▸ **Do this**
What is the number of lines that include the word "ESPSystem"? Provide only that figure.

▸ **Stored rows**
↓

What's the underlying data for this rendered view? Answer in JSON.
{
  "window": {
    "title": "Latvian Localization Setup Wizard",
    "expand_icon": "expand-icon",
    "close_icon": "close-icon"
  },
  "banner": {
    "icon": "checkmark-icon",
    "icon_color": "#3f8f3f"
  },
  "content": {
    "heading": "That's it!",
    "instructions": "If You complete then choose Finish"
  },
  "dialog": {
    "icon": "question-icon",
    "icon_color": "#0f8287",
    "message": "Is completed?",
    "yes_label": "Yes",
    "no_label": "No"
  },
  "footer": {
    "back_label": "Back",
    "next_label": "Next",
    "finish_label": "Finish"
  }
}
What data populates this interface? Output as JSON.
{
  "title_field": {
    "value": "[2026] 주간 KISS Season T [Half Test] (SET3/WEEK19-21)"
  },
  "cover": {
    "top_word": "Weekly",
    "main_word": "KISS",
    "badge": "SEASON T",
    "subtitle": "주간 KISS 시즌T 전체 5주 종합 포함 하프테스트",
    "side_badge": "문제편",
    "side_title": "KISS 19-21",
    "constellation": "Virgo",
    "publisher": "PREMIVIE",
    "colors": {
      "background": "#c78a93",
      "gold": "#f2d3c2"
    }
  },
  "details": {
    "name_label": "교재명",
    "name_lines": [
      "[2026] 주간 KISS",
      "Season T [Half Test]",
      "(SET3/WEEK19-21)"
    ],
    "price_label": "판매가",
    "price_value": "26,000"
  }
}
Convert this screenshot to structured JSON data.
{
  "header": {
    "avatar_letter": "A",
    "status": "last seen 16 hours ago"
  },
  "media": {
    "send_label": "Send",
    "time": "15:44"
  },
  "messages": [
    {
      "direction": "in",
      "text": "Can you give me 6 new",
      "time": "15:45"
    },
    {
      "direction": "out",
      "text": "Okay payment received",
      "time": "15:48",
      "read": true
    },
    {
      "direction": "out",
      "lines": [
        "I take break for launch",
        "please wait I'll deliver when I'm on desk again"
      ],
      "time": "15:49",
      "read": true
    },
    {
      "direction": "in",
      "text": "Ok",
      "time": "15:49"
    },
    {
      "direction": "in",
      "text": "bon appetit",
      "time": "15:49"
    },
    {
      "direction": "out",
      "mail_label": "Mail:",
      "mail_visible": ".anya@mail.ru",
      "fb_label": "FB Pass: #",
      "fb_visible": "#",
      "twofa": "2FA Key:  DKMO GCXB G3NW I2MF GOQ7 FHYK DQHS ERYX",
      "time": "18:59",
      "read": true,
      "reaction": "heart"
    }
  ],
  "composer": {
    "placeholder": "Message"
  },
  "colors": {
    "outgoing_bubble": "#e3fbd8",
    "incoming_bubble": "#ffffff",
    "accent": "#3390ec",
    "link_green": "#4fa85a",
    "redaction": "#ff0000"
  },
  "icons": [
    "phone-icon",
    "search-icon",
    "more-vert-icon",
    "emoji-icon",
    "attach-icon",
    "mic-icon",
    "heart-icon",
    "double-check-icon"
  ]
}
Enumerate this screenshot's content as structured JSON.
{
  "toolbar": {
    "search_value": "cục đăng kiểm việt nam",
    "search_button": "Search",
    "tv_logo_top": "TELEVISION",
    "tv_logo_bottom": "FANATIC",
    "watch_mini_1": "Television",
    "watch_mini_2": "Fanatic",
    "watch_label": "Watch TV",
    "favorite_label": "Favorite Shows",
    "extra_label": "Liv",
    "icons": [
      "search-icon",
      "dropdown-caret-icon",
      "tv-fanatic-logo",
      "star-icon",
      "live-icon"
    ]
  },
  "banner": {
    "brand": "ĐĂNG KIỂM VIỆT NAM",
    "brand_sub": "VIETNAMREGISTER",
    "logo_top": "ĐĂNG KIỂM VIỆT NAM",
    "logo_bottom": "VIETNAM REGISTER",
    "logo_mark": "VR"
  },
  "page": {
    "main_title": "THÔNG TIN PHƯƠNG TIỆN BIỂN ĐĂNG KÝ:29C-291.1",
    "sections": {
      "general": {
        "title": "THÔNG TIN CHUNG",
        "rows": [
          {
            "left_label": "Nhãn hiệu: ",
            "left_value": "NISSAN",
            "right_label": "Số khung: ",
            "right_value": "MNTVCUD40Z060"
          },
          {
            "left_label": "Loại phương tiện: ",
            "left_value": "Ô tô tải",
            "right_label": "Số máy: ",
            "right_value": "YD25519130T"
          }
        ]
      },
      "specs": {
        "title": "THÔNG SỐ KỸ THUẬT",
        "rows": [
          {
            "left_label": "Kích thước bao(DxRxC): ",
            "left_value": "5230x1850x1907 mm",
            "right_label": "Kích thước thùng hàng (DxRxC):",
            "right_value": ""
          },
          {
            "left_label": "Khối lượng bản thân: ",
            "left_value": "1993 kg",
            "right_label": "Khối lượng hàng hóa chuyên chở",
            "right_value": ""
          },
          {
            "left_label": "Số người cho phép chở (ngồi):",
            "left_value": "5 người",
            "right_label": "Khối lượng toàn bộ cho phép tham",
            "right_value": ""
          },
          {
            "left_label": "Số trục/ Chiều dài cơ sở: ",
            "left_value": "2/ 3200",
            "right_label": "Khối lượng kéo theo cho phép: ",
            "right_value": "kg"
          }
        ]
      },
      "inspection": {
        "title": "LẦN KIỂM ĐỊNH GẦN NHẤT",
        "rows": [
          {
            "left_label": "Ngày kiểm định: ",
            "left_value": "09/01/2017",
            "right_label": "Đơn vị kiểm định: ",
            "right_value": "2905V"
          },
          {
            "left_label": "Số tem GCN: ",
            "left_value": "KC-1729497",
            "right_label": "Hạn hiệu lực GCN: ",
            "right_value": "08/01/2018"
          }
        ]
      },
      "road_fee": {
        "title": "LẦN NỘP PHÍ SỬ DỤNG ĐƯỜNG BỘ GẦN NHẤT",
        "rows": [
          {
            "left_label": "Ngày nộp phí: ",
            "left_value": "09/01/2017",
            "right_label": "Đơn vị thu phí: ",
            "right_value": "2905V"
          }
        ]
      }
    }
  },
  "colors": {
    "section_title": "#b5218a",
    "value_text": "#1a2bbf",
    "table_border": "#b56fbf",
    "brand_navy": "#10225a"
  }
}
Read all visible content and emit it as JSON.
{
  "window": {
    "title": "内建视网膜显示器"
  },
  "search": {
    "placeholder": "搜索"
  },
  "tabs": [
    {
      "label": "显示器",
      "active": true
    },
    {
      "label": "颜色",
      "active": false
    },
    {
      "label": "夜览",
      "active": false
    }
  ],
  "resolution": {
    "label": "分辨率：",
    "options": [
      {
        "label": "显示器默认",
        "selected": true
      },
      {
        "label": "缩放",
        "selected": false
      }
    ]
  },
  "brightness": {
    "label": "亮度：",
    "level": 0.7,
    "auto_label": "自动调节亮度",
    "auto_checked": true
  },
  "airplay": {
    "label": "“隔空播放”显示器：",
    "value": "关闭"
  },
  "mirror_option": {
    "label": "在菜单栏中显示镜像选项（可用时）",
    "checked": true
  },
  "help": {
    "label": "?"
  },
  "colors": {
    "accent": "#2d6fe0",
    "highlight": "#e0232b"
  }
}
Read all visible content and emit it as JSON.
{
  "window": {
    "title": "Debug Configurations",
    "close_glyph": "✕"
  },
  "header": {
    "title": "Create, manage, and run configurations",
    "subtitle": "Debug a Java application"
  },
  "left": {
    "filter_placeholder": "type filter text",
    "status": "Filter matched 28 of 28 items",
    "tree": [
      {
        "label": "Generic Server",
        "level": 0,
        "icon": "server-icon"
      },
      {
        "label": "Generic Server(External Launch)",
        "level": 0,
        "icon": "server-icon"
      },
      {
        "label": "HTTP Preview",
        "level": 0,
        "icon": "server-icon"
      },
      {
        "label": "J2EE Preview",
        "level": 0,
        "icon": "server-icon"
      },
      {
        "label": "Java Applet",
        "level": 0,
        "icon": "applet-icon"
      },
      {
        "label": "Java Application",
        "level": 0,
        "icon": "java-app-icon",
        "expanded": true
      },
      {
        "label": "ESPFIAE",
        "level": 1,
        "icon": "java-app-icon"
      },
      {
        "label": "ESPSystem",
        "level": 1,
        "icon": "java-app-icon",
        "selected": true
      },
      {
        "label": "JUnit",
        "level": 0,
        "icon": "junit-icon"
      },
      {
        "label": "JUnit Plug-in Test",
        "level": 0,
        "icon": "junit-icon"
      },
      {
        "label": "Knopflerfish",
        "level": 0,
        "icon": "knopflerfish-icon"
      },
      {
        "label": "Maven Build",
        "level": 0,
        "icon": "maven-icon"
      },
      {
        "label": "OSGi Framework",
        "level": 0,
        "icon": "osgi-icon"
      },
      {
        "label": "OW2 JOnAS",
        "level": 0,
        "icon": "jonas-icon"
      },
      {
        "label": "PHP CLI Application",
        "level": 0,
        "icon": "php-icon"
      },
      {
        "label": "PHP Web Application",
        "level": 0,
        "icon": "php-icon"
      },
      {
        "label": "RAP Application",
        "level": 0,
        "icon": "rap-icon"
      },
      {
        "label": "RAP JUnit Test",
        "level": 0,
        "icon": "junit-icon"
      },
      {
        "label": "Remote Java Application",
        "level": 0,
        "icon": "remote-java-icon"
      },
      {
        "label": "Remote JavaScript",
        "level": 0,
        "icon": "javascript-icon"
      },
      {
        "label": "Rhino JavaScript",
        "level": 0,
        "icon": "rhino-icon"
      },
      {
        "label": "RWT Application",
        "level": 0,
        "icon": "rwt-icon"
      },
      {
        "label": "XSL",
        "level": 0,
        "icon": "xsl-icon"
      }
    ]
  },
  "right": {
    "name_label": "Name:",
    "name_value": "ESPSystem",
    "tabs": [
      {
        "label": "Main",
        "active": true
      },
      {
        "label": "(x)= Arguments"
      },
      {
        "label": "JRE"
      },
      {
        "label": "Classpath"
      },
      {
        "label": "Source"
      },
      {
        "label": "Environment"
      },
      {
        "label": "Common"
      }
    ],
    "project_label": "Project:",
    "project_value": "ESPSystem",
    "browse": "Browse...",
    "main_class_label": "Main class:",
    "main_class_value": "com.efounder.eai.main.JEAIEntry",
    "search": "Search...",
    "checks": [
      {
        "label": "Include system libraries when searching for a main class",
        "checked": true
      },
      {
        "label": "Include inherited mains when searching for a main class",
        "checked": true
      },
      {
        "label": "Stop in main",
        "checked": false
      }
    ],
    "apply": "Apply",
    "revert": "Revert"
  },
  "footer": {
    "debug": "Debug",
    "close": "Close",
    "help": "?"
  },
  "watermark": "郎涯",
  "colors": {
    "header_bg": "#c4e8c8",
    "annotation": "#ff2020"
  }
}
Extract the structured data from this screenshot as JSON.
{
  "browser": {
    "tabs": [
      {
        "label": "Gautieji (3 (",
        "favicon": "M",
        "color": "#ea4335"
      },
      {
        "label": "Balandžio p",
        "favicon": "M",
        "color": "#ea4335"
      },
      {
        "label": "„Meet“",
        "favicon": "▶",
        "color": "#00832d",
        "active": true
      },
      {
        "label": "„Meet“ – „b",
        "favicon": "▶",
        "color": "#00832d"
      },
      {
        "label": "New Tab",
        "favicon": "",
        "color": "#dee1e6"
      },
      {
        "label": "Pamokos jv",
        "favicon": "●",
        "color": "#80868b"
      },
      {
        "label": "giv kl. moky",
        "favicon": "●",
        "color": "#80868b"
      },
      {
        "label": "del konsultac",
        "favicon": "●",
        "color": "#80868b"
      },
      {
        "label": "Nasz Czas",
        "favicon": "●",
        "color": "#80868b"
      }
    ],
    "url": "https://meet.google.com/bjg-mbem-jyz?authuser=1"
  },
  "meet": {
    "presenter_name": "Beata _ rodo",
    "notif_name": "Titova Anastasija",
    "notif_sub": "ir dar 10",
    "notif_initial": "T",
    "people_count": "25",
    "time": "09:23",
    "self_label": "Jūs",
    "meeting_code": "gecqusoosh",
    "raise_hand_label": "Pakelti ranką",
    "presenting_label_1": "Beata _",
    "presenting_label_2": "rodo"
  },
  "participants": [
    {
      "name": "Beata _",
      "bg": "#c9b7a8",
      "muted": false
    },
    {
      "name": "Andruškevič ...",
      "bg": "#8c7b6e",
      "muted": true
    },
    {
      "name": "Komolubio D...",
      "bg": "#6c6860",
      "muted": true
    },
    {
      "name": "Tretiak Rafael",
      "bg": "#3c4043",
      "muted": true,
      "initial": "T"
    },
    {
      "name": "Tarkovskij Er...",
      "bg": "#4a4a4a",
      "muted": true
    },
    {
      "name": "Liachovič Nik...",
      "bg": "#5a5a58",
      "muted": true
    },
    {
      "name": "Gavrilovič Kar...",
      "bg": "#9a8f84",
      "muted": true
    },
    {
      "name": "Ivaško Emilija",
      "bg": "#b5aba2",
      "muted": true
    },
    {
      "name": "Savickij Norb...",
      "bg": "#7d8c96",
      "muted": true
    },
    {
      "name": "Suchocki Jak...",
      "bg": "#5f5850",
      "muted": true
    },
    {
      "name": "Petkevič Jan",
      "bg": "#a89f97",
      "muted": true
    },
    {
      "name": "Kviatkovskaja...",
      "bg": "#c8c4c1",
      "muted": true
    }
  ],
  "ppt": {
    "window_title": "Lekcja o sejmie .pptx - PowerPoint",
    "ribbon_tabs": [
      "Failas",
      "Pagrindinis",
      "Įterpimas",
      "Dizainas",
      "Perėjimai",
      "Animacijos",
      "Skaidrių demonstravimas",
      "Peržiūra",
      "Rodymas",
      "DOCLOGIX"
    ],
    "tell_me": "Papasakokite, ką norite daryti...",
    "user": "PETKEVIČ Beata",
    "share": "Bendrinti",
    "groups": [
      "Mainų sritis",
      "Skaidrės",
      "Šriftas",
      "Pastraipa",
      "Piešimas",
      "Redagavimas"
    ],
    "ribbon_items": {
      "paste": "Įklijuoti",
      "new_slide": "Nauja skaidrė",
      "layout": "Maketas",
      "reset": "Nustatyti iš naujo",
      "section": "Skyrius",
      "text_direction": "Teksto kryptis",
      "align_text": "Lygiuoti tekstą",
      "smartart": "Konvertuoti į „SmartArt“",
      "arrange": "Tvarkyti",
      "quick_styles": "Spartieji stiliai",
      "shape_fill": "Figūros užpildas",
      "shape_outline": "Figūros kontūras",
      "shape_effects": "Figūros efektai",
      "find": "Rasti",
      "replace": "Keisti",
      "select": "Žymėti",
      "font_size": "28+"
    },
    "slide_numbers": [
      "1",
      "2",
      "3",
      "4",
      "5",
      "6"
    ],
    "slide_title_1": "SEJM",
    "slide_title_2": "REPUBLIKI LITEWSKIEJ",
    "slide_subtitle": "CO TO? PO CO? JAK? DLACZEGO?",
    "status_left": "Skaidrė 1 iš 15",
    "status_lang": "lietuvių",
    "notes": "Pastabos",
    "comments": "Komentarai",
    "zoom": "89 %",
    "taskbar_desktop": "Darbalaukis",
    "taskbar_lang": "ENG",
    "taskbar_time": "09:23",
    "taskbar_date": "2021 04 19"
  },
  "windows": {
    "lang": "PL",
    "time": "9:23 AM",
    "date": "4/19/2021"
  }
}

↑

▸ **Solution below**
3